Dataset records
═══
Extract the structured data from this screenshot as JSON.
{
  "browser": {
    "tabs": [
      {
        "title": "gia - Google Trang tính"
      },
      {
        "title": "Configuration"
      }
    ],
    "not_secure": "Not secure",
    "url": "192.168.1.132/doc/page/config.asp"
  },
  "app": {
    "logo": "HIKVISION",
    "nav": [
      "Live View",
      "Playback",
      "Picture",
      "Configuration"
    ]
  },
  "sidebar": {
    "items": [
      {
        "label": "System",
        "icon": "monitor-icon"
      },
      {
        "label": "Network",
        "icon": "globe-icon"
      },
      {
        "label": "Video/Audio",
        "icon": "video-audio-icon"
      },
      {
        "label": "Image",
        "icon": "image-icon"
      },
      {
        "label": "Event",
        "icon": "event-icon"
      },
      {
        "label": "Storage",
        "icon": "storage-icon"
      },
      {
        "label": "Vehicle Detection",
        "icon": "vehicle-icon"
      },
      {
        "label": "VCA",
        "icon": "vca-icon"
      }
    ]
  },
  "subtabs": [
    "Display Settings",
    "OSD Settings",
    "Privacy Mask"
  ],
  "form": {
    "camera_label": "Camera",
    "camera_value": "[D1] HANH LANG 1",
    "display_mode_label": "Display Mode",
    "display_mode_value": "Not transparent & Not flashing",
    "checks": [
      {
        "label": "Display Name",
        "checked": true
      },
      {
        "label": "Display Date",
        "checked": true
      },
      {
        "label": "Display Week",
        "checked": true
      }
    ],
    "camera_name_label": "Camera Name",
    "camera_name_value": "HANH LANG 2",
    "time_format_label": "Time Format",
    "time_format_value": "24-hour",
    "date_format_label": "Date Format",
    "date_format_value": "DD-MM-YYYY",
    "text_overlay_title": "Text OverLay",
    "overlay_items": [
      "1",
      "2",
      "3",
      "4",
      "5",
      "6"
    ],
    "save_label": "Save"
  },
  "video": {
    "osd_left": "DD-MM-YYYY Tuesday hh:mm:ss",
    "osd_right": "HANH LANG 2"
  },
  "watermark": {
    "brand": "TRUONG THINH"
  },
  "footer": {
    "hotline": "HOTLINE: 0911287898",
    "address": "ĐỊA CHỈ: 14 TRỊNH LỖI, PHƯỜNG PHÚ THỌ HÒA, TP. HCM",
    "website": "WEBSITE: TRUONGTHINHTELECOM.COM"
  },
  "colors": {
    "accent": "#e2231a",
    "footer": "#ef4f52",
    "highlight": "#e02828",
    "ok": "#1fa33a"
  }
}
═══
--- WHAT IS REQUIRED ---
Show the lines of the material that contain the word "LANG".

--- SOLUTION ---
    "camera_value": "[D1] HANH LANG 1",
    "camera_name_value": "HANH LANG 2",
    "osd_right": "HANH LANG 2"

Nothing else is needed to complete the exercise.